> _CHALLENGE_: Retype the listing that follows, exactly as written.

• • • • • • •

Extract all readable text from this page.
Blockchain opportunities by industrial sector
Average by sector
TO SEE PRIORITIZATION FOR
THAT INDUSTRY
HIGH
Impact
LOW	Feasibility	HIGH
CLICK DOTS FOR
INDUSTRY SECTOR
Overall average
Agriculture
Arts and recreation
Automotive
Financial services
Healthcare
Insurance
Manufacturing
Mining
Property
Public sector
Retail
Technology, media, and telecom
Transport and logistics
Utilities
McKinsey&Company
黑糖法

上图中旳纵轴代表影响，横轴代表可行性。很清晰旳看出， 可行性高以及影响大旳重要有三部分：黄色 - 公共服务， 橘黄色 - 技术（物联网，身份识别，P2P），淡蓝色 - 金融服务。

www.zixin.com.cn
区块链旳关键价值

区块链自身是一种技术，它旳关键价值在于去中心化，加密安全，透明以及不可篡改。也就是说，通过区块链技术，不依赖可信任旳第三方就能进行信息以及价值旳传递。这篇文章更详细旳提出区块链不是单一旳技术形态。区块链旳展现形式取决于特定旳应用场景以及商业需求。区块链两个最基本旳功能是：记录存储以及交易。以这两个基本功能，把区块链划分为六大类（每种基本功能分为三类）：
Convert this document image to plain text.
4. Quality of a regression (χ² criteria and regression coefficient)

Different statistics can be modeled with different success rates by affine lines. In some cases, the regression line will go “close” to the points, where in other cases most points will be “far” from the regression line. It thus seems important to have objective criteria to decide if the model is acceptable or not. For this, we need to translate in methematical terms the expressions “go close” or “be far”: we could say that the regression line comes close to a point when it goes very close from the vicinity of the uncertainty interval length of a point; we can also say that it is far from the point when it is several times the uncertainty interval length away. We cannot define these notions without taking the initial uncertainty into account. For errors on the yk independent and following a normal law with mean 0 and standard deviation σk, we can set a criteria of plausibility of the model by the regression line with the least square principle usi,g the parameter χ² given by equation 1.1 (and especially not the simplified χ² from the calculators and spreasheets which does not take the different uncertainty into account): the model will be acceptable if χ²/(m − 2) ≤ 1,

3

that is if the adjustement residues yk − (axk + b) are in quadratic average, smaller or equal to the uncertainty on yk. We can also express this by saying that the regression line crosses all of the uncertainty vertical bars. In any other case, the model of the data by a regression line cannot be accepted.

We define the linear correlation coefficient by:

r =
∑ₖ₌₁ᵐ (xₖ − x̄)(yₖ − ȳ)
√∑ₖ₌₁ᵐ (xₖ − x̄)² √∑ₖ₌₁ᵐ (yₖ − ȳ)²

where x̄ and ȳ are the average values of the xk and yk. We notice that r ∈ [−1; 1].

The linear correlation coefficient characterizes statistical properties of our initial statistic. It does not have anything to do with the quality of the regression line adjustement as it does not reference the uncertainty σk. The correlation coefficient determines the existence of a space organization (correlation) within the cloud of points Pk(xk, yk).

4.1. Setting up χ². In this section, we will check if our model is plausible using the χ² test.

• • • • • • •

> _REPLY TO THE TASK_:
Extract all readable text from this page.
Blockchain opportunities by industrial sector
Average by sector
TO SEE PRIORITIZATION FOR
THAT INDUSTRY
HIGH
Impact
LOW	Feasibility	HIGH
CLICK DOTS FOR
INDUSTRY SECTOR
Overall average
Agriculture
Arts and recreation
Automotive
Financial services
Healthcare
Insurance
Manufacturing
Mining
Property
Public sector
Retail
Technology, media, and telecom
Transport and logistics
Utilities
McKinsey&Company
黑糖法

上图中旳纵轴代表影响，横轴代表可行性。很清晰旳看出， 可行性高以及影响大旳重要有三部分：黄色 - 公共服务， 橘黄色 - 技术（物联网，身份识别，P2P），淡蓝色 - 金融服务。

www.zixin.com.cn
区块链旳关键价值

区块链自身是一种技术，它旳关键价值在于去中心化，加密安全，透明以及不可篡改。也就是说，通过区块链技术，不依赖可信任旳第三方就能进行信息以及价值旳传递。这篇文章更详细旳提出区块链不是单一旳技术形态。区块链旳展现形式取决于特定旳应用场景以及商业需求。区块链两个最基本旳功能是：记录存储以及交易。以这两个基本功能，把区块链划分为六大类（每种基本功能分为三类）：
Convert this document image to plain text.
4. Quality of a regression (χ² criteria and regression coefficient)

Different statistics can be modeled with different success rates by affine lines. In some cases, the regression line will go “close” to the points, where in other cases most points will be “far” from the regression line. It thus seems important to have objective criteria to decide if the model is acceptable or not. For this, we need to translate in methematical terms the expressions “go close” or “be far”: we could say that the regression line comes close to a point when it goes very close from the vicinity of the uncertainty interval length of a point; we can also say that it is far from the point when it is several times the uncertainty interval length away. We cannot define these notions without taking the initial uncertainty into account. For errors on the yk independent and following a normal law with mean 0 and standard deviation σk, we can set a criteria of plausibility of the model by the regression line with the least square principle usi,g the parameter χ² given by equation 1.1 (and especially not the simplified χ² from the calculators and spreasheets which does not take the different uncertainty into account): the model will be acceptable if χ²/(m − 2) ≤ 1,

3

that is if the adjustement residues yk − (axk + b) are in quadratic average, smaller or equal to the uncertainty on yk. We can also express this by saying that the regression line crosses all of the uncertainty vertical bars. In any other case, the model of the data by a regression line cannot be accepted.

We define the linear correlation coefficient by:

r =
∑ₖ₌₁ᵐ (xₖ − x̄)(yₖ − ȳ)
√∑ₖ₌₁ᵐ (xₖ − x̄)² √∑ₖ₌₁ᵐ (yₖ − ȳ)²

where x̄ and ȳ are the average values of the xk and yk. We notice that r ∈ [−1; 1].

The linear correlation coefficient characterizes statistical properties of our initial statistic. It does not have anything to do with the quality of the regression line adjustement as it does not reference the uncertainty σk. The correlation coefficient determines the existence of a space organization (correlation) within the cloud of points Pk(xk, yk).

4.1. Setting up χ². In this section, we will check if our model is plausible using the χ² test.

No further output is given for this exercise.